Starting from the line containing "Transcribe this image's", write out the rest of the entries exactly, through the final line, including nothing else.

━━ Dataset excerpts

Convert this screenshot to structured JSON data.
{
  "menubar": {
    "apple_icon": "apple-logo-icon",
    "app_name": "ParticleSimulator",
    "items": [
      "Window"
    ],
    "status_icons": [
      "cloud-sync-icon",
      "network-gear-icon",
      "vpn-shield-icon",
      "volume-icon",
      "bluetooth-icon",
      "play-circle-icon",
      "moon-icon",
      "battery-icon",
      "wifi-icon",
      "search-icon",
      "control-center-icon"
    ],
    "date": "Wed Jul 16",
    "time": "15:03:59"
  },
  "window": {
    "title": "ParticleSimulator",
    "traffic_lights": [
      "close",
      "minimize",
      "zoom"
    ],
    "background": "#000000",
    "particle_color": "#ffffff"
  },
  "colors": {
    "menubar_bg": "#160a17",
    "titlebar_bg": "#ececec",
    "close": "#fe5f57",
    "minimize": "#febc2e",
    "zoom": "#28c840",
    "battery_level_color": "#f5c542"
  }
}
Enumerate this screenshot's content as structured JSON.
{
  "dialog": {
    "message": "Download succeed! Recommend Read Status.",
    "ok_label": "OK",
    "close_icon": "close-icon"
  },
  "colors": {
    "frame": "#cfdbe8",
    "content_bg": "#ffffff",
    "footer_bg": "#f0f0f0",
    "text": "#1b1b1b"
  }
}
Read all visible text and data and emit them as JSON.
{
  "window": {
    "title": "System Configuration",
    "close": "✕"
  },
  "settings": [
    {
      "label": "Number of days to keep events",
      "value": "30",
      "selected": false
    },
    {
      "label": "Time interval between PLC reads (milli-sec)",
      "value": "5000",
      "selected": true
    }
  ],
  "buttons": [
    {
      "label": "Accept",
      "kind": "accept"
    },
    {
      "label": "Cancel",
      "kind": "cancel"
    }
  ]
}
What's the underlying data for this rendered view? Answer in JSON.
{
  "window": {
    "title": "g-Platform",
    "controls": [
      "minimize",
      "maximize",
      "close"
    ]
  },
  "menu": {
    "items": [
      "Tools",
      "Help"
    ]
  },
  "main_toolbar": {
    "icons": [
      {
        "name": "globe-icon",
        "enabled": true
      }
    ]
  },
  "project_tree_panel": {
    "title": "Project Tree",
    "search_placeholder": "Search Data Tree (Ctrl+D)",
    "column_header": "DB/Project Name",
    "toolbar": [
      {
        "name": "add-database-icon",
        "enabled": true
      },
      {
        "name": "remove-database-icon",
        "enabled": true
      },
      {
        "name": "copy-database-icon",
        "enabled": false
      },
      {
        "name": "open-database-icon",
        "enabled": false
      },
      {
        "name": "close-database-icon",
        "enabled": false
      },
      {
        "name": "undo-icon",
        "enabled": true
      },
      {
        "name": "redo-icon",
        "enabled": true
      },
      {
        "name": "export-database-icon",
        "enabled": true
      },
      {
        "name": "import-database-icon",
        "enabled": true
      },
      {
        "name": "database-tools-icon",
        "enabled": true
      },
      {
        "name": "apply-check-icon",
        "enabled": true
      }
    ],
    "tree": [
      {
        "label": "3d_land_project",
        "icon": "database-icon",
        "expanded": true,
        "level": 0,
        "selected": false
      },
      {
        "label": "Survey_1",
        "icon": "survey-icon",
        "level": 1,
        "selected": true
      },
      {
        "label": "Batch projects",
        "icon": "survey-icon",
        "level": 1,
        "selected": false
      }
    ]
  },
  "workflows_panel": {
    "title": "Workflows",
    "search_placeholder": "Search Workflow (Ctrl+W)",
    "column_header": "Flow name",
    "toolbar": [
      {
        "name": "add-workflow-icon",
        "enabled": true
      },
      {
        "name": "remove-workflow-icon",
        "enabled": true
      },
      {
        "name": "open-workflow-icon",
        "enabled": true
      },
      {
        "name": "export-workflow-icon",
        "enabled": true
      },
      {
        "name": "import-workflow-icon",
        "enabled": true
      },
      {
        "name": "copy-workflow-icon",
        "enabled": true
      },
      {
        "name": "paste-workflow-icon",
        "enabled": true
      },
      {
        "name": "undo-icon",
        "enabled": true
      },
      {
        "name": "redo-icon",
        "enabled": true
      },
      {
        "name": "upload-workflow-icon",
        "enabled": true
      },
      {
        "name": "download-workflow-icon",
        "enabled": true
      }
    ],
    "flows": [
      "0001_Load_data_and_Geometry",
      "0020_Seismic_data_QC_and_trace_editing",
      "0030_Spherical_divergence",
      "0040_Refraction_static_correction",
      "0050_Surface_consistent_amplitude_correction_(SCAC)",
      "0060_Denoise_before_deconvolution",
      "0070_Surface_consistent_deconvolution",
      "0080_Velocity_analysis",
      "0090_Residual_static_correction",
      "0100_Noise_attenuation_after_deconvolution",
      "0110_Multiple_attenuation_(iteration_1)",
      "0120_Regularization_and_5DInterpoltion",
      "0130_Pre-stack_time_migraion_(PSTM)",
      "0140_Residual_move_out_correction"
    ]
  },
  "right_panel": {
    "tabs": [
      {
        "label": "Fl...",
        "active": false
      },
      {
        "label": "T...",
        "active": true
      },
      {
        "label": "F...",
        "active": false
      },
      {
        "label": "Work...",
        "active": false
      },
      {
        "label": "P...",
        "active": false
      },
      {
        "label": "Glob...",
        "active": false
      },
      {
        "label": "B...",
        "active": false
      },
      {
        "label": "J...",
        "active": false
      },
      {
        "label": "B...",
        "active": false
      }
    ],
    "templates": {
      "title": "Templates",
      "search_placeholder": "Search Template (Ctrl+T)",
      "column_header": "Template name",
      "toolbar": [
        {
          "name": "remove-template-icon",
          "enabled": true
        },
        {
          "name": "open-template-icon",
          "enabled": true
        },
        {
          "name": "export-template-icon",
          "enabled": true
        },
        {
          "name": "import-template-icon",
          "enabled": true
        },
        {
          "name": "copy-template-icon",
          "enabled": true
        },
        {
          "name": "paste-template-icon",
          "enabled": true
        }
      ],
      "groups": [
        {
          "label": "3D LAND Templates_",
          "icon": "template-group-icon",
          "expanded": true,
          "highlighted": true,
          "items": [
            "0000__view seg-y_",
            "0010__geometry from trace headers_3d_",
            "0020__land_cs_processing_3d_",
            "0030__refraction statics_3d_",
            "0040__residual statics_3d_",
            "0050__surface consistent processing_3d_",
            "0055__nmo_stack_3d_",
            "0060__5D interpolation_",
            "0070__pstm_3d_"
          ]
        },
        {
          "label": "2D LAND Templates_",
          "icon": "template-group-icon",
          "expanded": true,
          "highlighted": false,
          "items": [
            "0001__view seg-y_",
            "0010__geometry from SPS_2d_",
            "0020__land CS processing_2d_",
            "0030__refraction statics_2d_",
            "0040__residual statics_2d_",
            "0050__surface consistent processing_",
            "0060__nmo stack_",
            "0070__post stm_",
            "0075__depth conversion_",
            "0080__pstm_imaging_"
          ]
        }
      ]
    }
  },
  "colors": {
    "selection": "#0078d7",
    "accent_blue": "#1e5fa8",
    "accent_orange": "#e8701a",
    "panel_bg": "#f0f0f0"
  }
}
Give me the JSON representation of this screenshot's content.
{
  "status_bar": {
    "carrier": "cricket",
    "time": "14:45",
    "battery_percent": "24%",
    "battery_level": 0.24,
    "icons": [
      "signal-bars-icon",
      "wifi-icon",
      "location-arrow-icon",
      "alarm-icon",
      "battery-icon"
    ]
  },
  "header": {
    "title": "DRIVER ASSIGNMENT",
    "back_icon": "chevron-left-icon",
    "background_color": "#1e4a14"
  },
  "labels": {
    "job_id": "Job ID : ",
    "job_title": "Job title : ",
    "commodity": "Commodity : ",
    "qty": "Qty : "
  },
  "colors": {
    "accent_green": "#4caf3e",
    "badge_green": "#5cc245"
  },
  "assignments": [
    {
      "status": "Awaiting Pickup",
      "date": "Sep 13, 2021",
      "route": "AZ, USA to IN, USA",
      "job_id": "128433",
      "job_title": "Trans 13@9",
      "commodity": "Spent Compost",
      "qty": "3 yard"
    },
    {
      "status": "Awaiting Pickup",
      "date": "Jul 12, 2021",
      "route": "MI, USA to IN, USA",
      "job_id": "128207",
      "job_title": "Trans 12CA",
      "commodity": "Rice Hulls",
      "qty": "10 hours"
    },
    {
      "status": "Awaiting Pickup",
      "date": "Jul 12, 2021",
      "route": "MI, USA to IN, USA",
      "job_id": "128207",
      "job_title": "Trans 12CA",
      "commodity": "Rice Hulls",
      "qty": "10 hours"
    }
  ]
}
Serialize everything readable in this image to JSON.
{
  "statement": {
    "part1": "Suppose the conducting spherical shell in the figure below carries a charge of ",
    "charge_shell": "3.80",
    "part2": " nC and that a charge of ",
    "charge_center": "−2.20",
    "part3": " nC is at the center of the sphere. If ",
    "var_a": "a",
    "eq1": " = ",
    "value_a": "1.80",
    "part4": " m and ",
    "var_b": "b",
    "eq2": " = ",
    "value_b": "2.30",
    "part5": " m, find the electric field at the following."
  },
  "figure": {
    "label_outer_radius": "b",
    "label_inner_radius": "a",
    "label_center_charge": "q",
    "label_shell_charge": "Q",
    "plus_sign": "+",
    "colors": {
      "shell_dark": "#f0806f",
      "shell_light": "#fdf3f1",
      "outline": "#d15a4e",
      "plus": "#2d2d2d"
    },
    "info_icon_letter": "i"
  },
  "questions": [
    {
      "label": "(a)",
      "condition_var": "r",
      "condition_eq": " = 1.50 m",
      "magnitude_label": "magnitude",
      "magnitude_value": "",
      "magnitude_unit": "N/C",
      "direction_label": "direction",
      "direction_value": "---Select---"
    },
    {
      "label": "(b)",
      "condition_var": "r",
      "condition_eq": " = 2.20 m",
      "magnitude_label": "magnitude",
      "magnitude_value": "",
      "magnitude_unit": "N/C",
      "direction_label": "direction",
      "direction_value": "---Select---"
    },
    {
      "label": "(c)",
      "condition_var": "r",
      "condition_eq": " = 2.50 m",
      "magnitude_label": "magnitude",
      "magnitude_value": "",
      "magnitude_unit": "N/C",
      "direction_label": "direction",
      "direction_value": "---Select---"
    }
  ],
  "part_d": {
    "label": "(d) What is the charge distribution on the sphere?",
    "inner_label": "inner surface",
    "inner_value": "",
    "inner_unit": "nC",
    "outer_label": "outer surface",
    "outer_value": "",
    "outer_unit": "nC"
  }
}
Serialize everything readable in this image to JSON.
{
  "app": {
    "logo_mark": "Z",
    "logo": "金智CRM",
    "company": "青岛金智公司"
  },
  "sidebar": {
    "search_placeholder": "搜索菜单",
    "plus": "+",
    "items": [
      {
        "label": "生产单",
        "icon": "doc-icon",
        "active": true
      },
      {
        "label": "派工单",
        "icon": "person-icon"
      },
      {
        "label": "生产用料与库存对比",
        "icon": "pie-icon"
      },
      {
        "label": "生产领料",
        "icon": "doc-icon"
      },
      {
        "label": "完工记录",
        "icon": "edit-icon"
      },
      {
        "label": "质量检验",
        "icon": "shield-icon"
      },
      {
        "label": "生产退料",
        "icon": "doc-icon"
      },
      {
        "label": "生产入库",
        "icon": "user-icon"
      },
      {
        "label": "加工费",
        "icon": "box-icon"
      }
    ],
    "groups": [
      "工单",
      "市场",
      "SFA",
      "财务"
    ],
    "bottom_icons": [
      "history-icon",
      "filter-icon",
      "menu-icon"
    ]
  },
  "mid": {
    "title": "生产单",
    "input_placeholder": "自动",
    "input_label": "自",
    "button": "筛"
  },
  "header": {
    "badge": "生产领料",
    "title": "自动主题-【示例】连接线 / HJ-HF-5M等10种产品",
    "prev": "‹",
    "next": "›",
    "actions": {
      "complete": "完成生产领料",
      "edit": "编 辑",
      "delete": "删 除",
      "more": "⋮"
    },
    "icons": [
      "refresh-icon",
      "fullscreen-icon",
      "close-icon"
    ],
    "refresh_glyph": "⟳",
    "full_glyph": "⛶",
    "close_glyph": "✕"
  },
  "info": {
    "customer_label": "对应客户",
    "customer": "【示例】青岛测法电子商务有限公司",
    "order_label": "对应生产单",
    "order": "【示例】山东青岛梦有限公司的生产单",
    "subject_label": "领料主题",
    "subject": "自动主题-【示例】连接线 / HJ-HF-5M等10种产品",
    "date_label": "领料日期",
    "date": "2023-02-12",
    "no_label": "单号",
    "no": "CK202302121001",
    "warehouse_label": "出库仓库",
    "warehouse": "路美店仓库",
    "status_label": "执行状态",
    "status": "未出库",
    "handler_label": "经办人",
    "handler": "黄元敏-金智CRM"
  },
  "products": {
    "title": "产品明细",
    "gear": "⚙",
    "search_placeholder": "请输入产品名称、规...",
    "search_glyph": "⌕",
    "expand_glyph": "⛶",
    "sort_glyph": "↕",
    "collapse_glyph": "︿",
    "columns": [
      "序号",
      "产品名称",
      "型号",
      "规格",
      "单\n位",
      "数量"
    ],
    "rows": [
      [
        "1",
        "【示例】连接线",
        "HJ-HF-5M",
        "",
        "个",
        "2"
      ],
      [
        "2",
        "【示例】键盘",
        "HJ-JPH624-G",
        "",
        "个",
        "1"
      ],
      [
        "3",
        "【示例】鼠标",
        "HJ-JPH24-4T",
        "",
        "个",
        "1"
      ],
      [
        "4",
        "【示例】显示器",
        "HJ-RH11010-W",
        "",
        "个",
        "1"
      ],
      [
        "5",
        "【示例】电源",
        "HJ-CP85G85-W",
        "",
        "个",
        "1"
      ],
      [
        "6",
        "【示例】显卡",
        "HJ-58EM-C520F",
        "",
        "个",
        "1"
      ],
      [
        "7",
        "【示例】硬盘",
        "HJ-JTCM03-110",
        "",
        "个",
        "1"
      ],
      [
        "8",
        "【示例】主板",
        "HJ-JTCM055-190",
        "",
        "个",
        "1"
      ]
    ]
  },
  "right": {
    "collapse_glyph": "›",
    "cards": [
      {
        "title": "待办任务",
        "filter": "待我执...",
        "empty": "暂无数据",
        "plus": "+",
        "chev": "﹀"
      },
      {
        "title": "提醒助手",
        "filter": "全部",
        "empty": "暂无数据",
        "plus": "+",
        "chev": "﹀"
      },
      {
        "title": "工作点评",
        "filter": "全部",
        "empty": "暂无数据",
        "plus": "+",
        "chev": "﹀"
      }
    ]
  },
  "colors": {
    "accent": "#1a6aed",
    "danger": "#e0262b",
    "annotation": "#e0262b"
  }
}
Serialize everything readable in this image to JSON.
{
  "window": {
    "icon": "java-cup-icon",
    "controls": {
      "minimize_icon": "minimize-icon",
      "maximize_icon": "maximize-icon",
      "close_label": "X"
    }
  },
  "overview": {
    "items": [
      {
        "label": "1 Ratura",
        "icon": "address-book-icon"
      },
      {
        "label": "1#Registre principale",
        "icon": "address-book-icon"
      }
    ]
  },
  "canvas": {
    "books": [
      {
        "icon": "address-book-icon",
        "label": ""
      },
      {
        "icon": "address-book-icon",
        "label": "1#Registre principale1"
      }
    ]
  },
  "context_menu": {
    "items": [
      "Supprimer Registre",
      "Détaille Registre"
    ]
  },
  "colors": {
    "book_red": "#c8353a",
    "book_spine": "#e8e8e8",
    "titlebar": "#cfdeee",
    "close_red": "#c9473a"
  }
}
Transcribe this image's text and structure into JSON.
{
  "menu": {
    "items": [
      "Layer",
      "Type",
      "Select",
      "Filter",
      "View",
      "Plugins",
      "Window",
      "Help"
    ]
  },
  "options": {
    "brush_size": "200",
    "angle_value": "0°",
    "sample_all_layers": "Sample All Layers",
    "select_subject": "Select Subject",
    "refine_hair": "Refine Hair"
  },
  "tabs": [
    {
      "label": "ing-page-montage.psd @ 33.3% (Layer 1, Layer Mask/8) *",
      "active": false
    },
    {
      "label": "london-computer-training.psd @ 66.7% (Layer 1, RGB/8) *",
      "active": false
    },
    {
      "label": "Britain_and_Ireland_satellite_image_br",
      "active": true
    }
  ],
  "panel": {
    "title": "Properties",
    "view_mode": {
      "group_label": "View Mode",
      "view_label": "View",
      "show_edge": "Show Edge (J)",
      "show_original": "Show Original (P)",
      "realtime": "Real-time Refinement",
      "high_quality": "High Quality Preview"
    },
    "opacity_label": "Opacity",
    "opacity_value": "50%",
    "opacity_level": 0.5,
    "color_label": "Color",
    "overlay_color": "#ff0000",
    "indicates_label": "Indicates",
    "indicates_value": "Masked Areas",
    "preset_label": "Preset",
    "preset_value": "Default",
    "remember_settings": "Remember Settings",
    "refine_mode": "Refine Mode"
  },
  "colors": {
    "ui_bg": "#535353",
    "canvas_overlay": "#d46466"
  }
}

━━━━

Response to this task:
Transcribe this image's text and structure into JSON.
{
  "menu": {
    "items": [
      "Layer",
      "Type",
      "Select",
      "Filter",
      "View",
      "Plugins",
      "Window",
      "Help"
    ]
  },
  "options": {
    "brush_size": "200",
    "angle_value": "0°",
    "sample_all_layers": "Sample All Layers",
    "select_subject": "Select Subject",
    "refine_hair": "Refine Hair"
  },
  "tabs": [
    {
      "label": "ing-page-montage.psd @ 33.3% (Layer 1, Layer Mask/8) *",
      "active": false
    },
    {
      "label": "london-computer-training.psd @ 66.7% (Layer 1, RGB/8) *",
      "active": false
    },
    {
      "label": "Britain_and_Ireland_satellite_image_br",
      "active": true
    }
  ],
  "panel": {
    "title": "Properties",
    "view_mode": {
      "group_label": "View Mode",
      "view_label": "View",
      "show_edge": "Show Edge (J)",
      "show_original": "Show Original (P)",
      "realtime": "Real-time Refinement",
      "high_quality": "High Quality Preview"
    },
    "opacity_label": "Opacity",
    "opacity_value": "50%",
    "opacity_level": 0.5,
    "color_label": "Color",
    "overlay_color": "#ff0000",
    "indicates_label": "Indicates",
    "indicates_value": "Masked Areas",
    "preset_label": "Preset",
    "preset_value": "Default",
    "remember_settings": "Remember Settings",
    "refine_mode": "Refine Mode"
  },
  "colors": {
    "ui_bg": "#535353",
    "canvas_overlay": "#d46466"
  }
}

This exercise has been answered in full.